=== Given entries ===

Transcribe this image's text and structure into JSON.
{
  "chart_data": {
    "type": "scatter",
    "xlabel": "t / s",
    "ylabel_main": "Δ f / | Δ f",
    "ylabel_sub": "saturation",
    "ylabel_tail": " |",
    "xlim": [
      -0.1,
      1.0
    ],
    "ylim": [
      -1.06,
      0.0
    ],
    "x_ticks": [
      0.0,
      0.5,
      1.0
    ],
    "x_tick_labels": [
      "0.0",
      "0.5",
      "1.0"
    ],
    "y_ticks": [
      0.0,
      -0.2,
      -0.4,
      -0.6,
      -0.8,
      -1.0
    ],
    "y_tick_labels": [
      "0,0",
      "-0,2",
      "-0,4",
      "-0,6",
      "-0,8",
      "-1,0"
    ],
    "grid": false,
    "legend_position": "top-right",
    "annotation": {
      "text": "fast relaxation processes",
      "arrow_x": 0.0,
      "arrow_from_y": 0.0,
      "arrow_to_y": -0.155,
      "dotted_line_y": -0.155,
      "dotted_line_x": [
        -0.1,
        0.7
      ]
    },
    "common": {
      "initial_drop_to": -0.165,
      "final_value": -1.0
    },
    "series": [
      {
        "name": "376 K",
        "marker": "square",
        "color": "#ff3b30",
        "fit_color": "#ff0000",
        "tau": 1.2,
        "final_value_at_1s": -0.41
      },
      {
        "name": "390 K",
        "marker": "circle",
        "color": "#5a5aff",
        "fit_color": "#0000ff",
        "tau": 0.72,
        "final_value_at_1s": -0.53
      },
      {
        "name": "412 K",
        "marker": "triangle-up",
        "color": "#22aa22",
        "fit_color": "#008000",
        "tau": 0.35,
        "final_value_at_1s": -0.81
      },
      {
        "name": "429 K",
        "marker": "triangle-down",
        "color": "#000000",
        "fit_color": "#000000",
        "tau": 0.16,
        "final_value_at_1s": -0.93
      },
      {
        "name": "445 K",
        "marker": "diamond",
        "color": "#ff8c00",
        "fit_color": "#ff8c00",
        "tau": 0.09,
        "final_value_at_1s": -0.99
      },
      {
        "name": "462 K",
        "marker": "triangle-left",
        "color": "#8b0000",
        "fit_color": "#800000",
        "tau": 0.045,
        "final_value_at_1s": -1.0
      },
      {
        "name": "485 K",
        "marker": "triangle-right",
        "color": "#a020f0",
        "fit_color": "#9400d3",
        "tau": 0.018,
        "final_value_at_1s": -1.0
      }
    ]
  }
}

===
=== Given entries ===

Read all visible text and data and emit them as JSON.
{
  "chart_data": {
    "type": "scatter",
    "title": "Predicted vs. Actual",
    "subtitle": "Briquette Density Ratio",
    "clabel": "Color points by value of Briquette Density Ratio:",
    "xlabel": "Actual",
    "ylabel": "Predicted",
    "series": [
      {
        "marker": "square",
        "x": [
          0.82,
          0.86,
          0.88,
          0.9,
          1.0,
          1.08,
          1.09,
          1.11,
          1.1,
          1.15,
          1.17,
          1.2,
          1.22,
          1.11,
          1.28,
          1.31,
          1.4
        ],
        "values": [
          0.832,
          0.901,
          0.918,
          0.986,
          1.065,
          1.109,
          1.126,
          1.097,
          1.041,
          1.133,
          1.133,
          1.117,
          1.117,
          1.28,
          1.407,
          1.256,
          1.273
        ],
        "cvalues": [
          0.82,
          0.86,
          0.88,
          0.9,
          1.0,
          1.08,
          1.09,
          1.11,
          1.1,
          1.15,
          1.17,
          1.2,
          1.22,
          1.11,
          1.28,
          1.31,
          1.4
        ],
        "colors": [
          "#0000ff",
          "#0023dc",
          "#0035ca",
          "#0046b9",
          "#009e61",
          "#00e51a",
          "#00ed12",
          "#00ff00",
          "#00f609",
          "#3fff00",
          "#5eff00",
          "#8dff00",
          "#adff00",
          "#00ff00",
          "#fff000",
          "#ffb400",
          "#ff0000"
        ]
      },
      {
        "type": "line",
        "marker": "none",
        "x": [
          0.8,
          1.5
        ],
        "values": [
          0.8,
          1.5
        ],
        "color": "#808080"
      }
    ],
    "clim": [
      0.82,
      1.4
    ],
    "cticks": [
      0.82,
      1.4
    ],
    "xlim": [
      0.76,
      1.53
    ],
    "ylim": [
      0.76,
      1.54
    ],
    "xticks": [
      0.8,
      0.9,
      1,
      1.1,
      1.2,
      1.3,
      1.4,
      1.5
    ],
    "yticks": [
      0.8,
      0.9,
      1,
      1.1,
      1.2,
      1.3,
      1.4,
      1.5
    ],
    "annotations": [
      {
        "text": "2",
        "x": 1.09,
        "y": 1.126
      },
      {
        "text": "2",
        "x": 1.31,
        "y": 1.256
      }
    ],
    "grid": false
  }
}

===
=== Given entries ===

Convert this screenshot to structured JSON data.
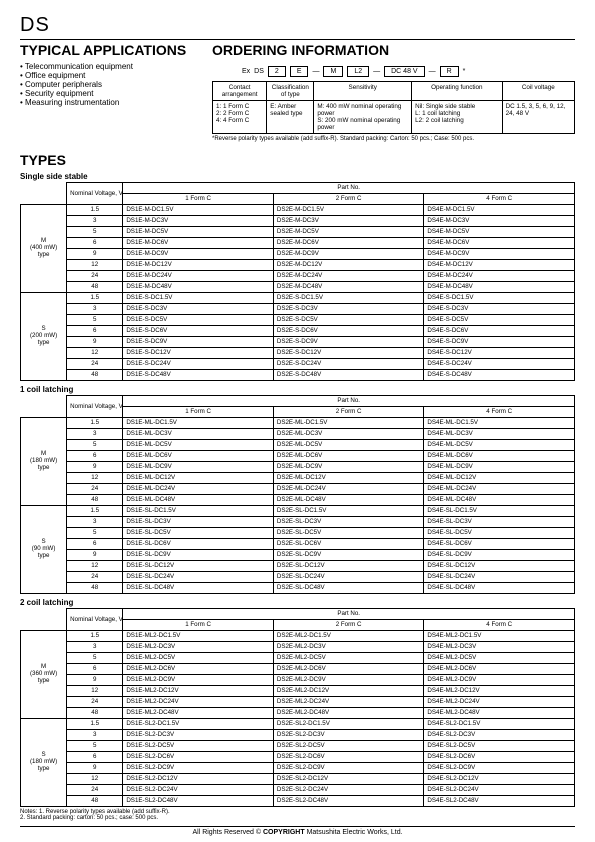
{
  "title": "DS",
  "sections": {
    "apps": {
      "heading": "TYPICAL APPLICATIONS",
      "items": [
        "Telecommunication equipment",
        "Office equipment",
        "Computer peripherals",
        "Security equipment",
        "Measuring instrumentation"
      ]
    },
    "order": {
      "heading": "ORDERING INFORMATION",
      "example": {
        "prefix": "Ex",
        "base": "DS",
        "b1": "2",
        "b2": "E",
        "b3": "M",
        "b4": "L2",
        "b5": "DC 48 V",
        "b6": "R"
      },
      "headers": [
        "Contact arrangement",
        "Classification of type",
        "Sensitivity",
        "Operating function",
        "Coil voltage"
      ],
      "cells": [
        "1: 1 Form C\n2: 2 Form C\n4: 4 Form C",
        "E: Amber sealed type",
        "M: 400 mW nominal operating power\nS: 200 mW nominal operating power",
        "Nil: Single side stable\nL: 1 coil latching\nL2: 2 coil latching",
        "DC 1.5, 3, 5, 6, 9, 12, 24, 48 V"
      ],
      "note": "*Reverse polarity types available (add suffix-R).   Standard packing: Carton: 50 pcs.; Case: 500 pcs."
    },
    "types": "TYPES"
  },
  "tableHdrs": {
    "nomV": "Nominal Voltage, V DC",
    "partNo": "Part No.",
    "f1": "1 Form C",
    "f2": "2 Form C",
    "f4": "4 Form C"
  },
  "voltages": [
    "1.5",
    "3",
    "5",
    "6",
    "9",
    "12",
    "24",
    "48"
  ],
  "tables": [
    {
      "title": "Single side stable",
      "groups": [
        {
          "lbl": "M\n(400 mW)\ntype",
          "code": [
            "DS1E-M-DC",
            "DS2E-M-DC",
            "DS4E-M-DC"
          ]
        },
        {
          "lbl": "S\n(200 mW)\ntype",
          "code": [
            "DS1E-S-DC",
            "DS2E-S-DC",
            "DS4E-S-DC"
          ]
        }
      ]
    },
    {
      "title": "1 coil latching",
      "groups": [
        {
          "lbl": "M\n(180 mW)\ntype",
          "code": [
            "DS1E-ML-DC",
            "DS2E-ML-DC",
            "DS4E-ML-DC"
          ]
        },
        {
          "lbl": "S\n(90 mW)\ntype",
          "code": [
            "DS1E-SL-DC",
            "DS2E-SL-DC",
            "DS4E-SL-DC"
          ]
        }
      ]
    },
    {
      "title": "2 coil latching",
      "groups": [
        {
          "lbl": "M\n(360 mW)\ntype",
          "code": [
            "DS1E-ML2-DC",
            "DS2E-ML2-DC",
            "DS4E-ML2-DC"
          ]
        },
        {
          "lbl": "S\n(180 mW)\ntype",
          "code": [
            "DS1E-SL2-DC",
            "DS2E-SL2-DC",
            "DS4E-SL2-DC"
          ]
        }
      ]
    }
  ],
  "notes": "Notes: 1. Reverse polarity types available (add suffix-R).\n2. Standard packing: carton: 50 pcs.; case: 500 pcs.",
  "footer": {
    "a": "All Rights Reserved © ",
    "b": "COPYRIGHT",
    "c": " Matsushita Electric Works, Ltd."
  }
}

===

- **What you are asked to do**
Collect from the data above every line that includes "Actual".

- **Output for this task**
    "title": "Predicted vs. Actual",
    "xlabel": "Actual",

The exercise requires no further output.